» **Exercise**
Without the pictures, print each of the records below exactly as it appears.

» **Entries provided**
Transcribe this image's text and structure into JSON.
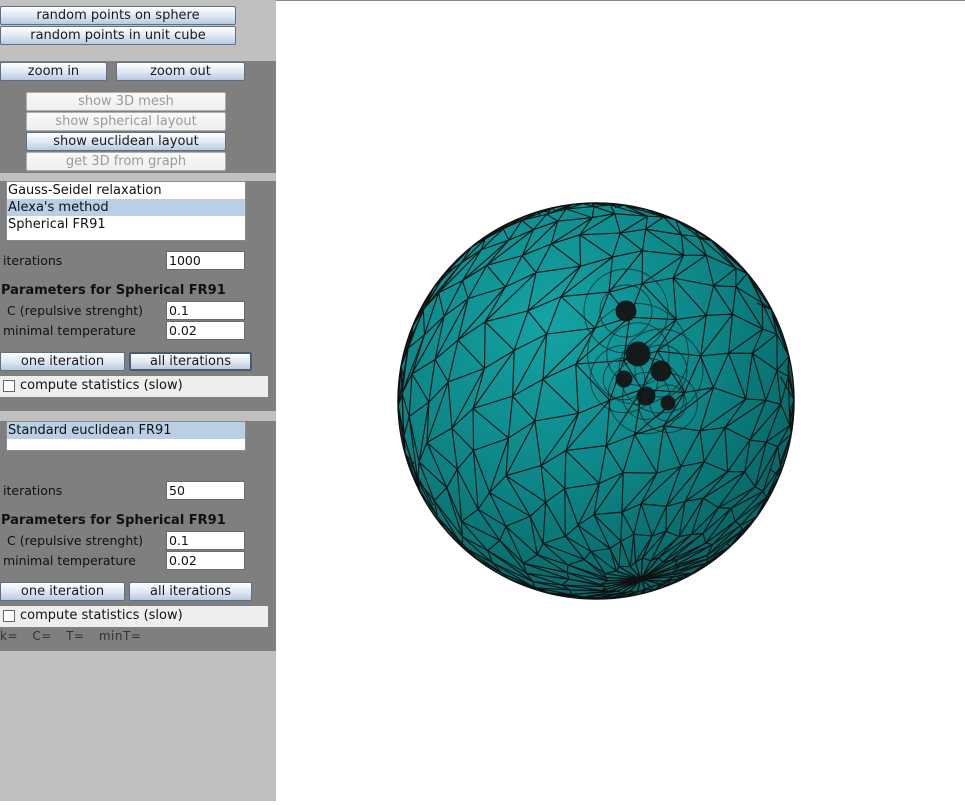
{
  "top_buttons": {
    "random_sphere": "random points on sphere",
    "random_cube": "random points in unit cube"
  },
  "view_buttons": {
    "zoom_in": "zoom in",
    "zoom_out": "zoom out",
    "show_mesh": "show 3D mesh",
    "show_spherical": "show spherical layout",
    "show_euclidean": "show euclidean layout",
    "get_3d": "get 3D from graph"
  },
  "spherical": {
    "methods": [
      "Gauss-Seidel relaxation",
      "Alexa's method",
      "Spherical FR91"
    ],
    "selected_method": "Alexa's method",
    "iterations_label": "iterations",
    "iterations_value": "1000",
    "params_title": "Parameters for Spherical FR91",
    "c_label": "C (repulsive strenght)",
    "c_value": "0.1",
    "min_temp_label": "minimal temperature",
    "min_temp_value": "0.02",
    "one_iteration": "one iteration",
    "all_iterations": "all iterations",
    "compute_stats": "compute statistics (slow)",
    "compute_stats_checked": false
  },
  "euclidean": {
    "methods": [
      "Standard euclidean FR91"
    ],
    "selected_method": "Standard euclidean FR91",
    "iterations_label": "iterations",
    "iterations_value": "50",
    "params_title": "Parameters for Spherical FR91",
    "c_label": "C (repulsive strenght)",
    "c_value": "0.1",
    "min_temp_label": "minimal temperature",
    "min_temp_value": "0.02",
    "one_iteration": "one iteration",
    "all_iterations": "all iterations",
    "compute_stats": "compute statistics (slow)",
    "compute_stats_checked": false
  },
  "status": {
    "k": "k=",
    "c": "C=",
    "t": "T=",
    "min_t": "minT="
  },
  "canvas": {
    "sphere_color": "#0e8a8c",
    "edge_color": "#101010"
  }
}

» **Expected output**
Transcribe this image's text and structure into JSON.
{
  "top_buttons": {
    "random_sphere": "random points on sphere",
    "random_cube": "random points in unit cube"
  },
  "view_buttons": {
    "zoom_in": "zoom in",
    "zoom_out": "zoom out",
    "show_mesh": "show 3D mesh",
    "show_spherical": "show spherical layout",
    "show_euclidean": "show euclidean layout",
    "get_3d": "get 3D from graph"
  },
  "spherical": {
    "methods": [
      "Gauss-Seidel relaxation",
      "Alexa's method",
      "Spherical FR91"
    ],
    "selected_method": "Alexa's method",
    "iterations_label": "iterations",
    "iterations_value": "1000",
    "params_title": "Parameters for Spherical FR91",
    "c_label": "C (repulsive strenght)",
    "c_value": "0.1",
    "min_temp_label": "minimal temperature",
    "min_temp_value": "0.02",
    "one_iteration": "one iteration",
    "all_iterations": "all iterations",
    "compute_stats": "compute statistics (slow)",
    "compute_stats_checked": false
  },
  "euclidean": {
    "methods": [
      "Standard euclidean FR91"
    ],
    "selected_method": "Standard euclidean FR91",
    "iterations_label": "iterations",
    "iterations_value": "50",
    "params_title": "Parameters for Spherical FR91",
    "c_label": "C (repulsive strenght)",
    "c_value": "0.1",
    "min_temp_label": "minimal temperature",
    "min_temp_value": "0.02",
    "one_iteration": "one iteration",
    "all_iterations": "all iterations",
    "compute_stats": "compute statistics (slow)",
    "compute_stats_checked": false
  },
  "status": {
    "k": "k=",
    "c": "C=",
    "t": "T=",
    "min_t": "minT="
  },
  "canvas": {
    "sphere_color": "#0e8a8c",
    "edge_color": "#101010"
  }
}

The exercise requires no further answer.